START

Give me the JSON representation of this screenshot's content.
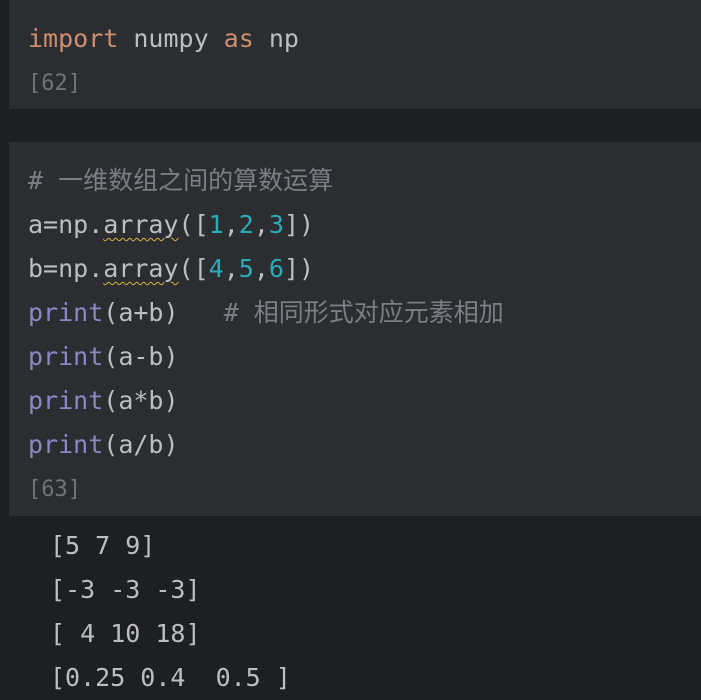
{
  "cells": [
    {
      "code": {
        "import_kw": "import",
        "module": " numpy ",
        "as_kw": "as",
        "alias": " np"
      },
      "exec_count": "[62]"
    },
    {
      "comment_line": "# 一维数组之间的算数运算",
      "lines": [
        {
          "prefix": "a=np.",
          "call": "array",
          "open": "([",
          "n1": "1",
          "c1": ",",
          "n2": "2",
          "c2": ",",
          "n3": "3",
          "close": "])"
        },
        {
          "prefix": "b=np.",
          "call": "array",
          "open": "([",
          "n1": "4",
          "c1": ",",
          "n2": "5",
          "c2": ",",
          "n3": "6",
          "close": "])"
        }
      ],
      "prints": [
        {
          "fn": "print",
          "args": "(a+b)",
          "spacer": "   ",
          "comment": "# 相同形式对应元素相加"
        },
        {
          "fn": "print",
          "args": "(a-b)"
        },
        {
          "fn": "print",
          "args": "(a*b)"
        },
        {
          "fn": "print",
          "args": "(a/b)"
        }
      ],
      "exec_count": "[63]"
    }
  ],
  "outputs": [
    "[5 7 9]",
    "[-3 -3 -3]",
    "[ 4 10 18]",
    "[0.25 0.4  0.5 ]"
  ],
  "colors": {
    "background": "#1e1f22",
    "cell_background": "#2b2d30",
    "text": "#bcbec4",
    "keyword": "#cf8e6d",
    "builtin": "#8888c6",
    "number": "#2aacb8",
    "comment": "#7a7e85",
    "warning_underline": "#d7b34a"
  }
}
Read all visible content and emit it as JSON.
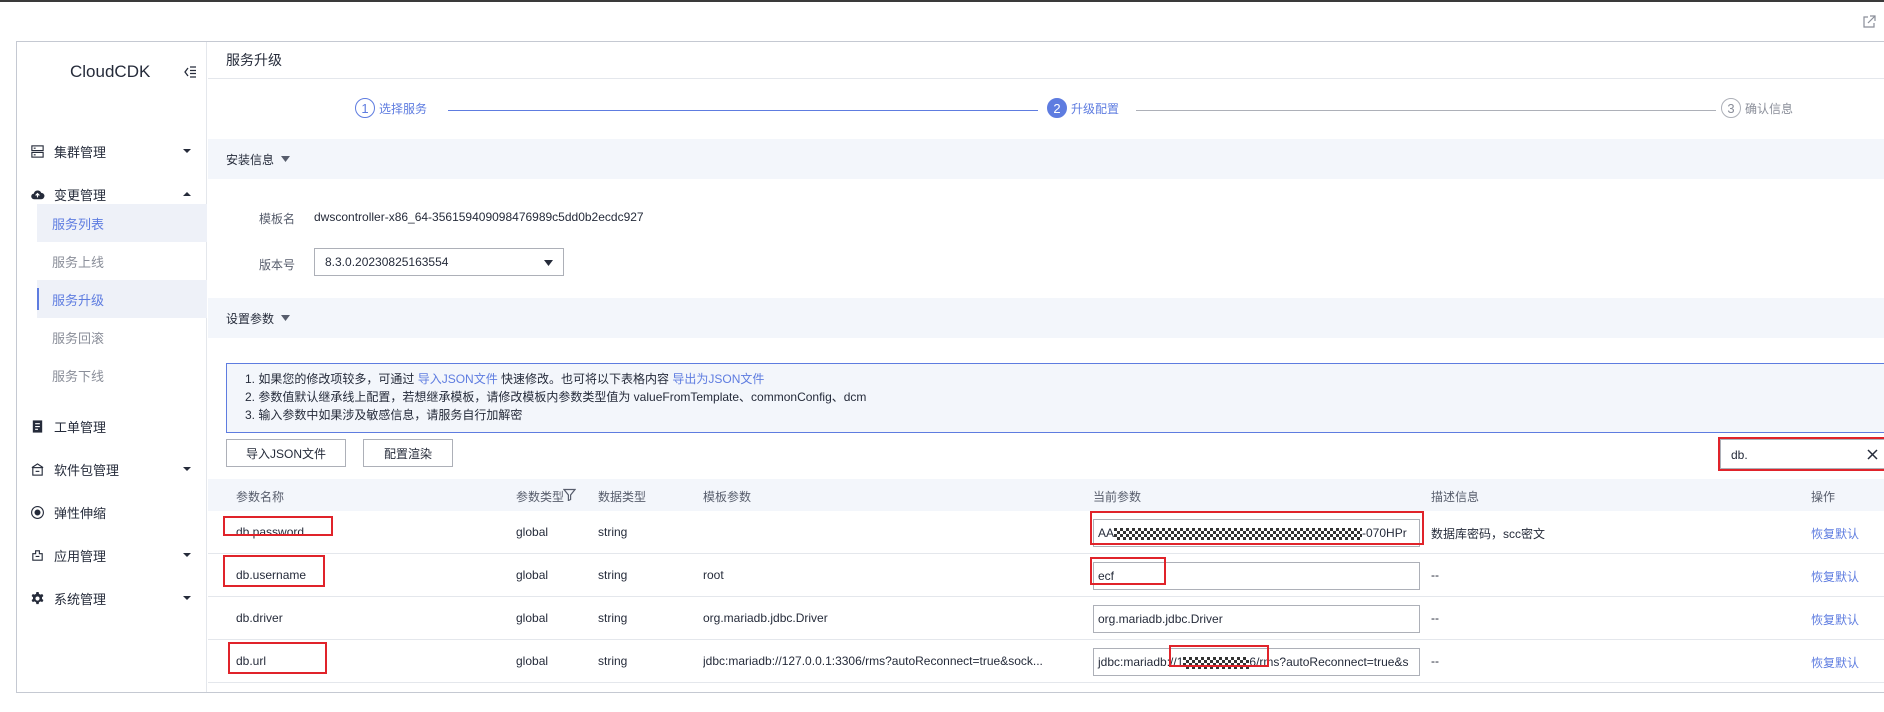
{
  "sidebar": {
    "brand": "CloudCDK",
    "items": [
      {
        "label": "集群管理",
        "icon": "server-icon"
      },
      {
        "label": "变更管理",
        "icon": "cloud-icon"
      },
      {
        "label": "工单管理",
        "icon": "ticket-icon"
      },
      {
        "label": "软件包管理",
        "icon": "package-icon"
      },
      {
        "label": "弹性伸缩",
        "icon": "scaling-icon"
      },
      {
        "label": "应用管理",
        "icon": "app-icon"
      },
      {
        "label": "系统管理",
        "icon": "gear-icon"
      }
    ],
    "sub_items": [
      {
        "label": "服务列表"
      },
      {
        "label": "服务上线"
      },
      {
        "label": "服务升级"
      },
      {
        "label": "服务回滚"
      },
      {
        "label": "服务下线"
      }
    ]
  },
  "page": {
    "title": "服务升级"
  },
  "steps": [
    {
      "num": "1",
      "label": "选择服务"
    },
    {
      "num": "2",
      "label": "升级配置"
    },
    {
      "num": "3",
      "label": "确认信息"
    }
  ],
  "install_info": {
    "section_label": "安装信息",
    "template_label": "模板名",
    "template_value": "dwscontroller-x86_64-356159409098476989c5dd0b2ecdc927",
    "version_label": "版本号",
    "version_value": "8.3.0.20230825163554"
  },
  "params": {
    "section_label": "设置参数",
    "notice": {
      "line1_pre": "1. 如果您的修改项较多，可通过 ",
      "line1_link1": "导入JSON文件",
      "line1_mid": " 快速修改。也可将以下表格内容 ",
      "line1_link2": "导出为JSON文件",
      "line2": "2. 参数值默认继承线上配置，若想继承模板，请修改模板内参数类型值为 valueFromTemplate、commonConfig、dcm",
      "line3": "3. 输入参数中如果涉及敏感信息，请服务自行加解密"
    },
    "import_button": "导入JSON文件",
    "render_button": "配置渲染",
    "search_value": "db."
  },
  "table": {
    "columns": [
      "参数名称",
      "参数类型",
      "数据类型",
      "模板参数",
      "当前参数",
      "描述信息",
      "操作"
    ],
    "rows": [
      {
        "name": "db.password",
        "ptype": "global",
        "dtype": "string",
        "template": "",
        "current_pre": "AA",
        "current_post": "-070HPr",
        "desc": "数据库密码，scc密文",
        "action": "恢复默认"
      },
      {
        "name": "db.username",
        "ptype": "global",
        "dtype": "string",
        "template": "root",
        "current": "ecf",
        "desc": "--",
        "action": "恢复默认"
      },
      {
        "name": "db.driver",
        "ptype": "global",
        "dtype": "string",
        "template": "org.mariadb.jdbc.Driver",
        "current": "org.mariadb.jdbc.Driver",
        "desc": "--",
        "action": "恢复默认"
      },
      {
        "name": "db.url",
        "ptype": "global",
        "dtype": "string",
        "template": "jdbc:mariadb://127.0.0.1:3306/rms?autoReconnect=true&sock...",
        "current_pre": "jdbc:mariadb://1",
        "current_post": "6/rms?autoReconnect=true&s",
        "desc": "--",
        "action": "恢复默认"
      }
    ]
  },
  "colors": {
    "accent": "#5e7ce0",
    "highlight": "#e0232a",
    "section_bg": "#f3f6fb"
  }
}
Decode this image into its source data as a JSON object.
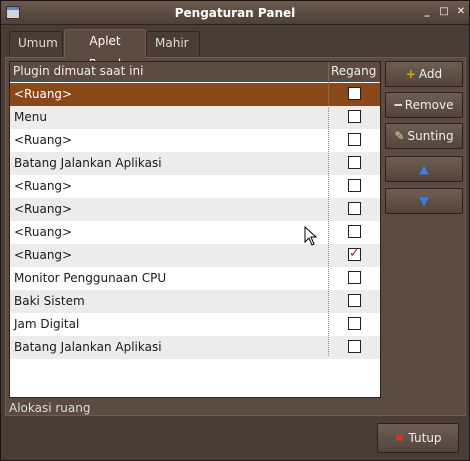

END

#### [What the task requires]
Without including the pictures, reproduce all entries exactly.

#### [Response to the task]
Give me the JSON representation of this screenshot's content.
{
  "cells": [
    {
      "code": {
        "import_kw": "import",
        "module": " numpy ",
        "as_kw": "as",
        "alias": " np"
      },
      "exec_count": "[62]"
    },
    {
      "comment_line": "# 一维数组之间的算数运算",
      "lines": [
        {
          "prefix": "a=np.",
          "call": "array",
          "open": "([",
          "n1": "1",
          "c1": ",",
          "n2": "2",
          "c2": ",",
          "n3": "3",
          "close": "])"
        },
        {
          "prefix": "b=np.",
          "call": "array",
          "open": "([",
          "n1": "4",
          "c1": ",",
          "n2": "5",
          "c2": ",",
          "n3": "6",
          "close": "])"
        }
      ],
      "prints": [
        {
          "fn": "print",
          "args": "(a+b)",
          "spacer": "   ",
          "comment": "# 相同形式对应元素相加"
        },
        {
          "fn": "print",
          "args": "(a-b)"
        },
        {
          "fn": "print",
          "args": "(a*b)"
        },
        {
          "fn": "print",
          "args": "(a/b)"
        }
      ],
      "exec_count": "[63]"
    }
  ],
  "outputs": [
    "[5 7 9]",
    "[-3 -3 -3]",
    "[ 4 10 18]",
    "[0.25 0.4  0.5 ]"
  ],
  "colors": {
    "background": "#1e1f22",
    "cell_background": "#2b2d30",
    "text": "#bcbec4",
    "keyword": "#cf8e6d",
    "builtin": "#8888c6",
    "number": "#2aacb8",
    "comment": "#7a7e85",
    "warning_underline": "#d7b34a"
  }
}
Read all visible content and emit it as JSON.
{
  "sidebar": {
    "brand": "CloudCDK",
    "items": [
      {
        "label": "集群管理",
        "icon": "server-icon"
      },
      {
        "label": "变更管理",
        "icon": "cloud-icon"
      },
      {
        "label": "工单管理",
        "icon": "ticket-icon"
      },
      {
        "label": "软件包管理",
        "icon": "package-icon"
      },
      {
        "label": "弹性伸缩",
        "icon": "scaling-icon"
      },
      {
        "label": "应用管理",
        "icon": "app-icon"
      },
      {
        "label": "系统管理",
        "icon": "gear-icon"
      }
    ],
    "sub_items": [
      {
        "label": "服务列表"
      },
      {
        "label": "服务上线"
      },
      {
        "label": "服务升级"
      },
      {
        "label": "服务回滚"
      },
      {
        "label": "服务下线"
      }
    ]
  },
  "page": {
    "title": "服务升级"
  },
  "steps": [
    {
      "num": "1",
      "label": "选择服务"
    },
    {
      "num": "2",
      "label": "升级配置"
    },
    {
      "num": "3",
      "label": "确认信息"
    }
  ],
  "install_info": {
    "section_label": "安装信息",
    "template_label": "模板名",
    "template_value": "dwscontroller-x86_64-356159409098476989c5dd0b2ecdc927",
    "version_label": "版本号",
    "version_value": "8.3.0.20230825163554"
  },
  "params": {
    "section_label": "设置参数",
    "notice": {
      "line1_pre": "1. 如果您的修改项较多，可通过 ",
      "line1_link1": "导入JSON文件",
      "line1_mid": " 快速修改。也可将以下表格内容 ",
      "line1_link2": "导出为JSON文件",
      "line2": "2. 参数值默认继承线上配置，若想继承模板，请修改模板内参数类型值为 valueFromTemplate、commonConfig、dcm",
      "line3": "3. 输入参数中如果涉及敏感信息，请服务自行加解密"
    },
    "import_button": "导入JSON文件",
    "render_button": "配置渲染",
    "search_value": "db."
  },
  "table": {
    "columns": [
      "参数名称",
      "参数类型",
      "数据类型",
      "模板参数",
      "当前参数",
      "描述信息",
      "操作"
    ],
    "rows": [
      {
        "name": "db.password",
        "ptype": "global",
        "dtype": "string",
        "template": "",
        "current_pre": "AA",
        "current_post": "-070HPr",
        "desc": "数据库密码，scc密文",
        "action": "恢复默认"
      },
      {
        "name": "db.username",
        "ptype": "global",
        "dtype": "string",
        "template": "root",
        "current": "ecf",
        "desc": "--",
        "action": "恢复默认"
      },
      {
        "name": "db.driver",
        "ptype": "global",
        "dtype": "string",
        "template": "org.mariadb.jdbc.Driver",
        "current": "org.mariadb.jdbc.Driver",
        "desc": "--",
        "action": "恢复默认"
      },
      {
        "name": "db.url",
        "ptype": "global",
        "dtype": "string",
        "template": "jdbc:mariadb://127.0.0.1:3306/rms?autoReconnect=true&sock...",
        "current_pre": "jdbc:mariadb://1",
        "current_post": "6/rms?autoReconnect=true&s",
        "desc": "--",
        "action": "恢复默认"
      }
    ]
  },
  "colors": {
    "accent": "#5e7ce0",
    "highlight": "#e0232a",
    "section_bg": "#f3f6fb"
  }
}
Decode this image into its source data as a JSON object.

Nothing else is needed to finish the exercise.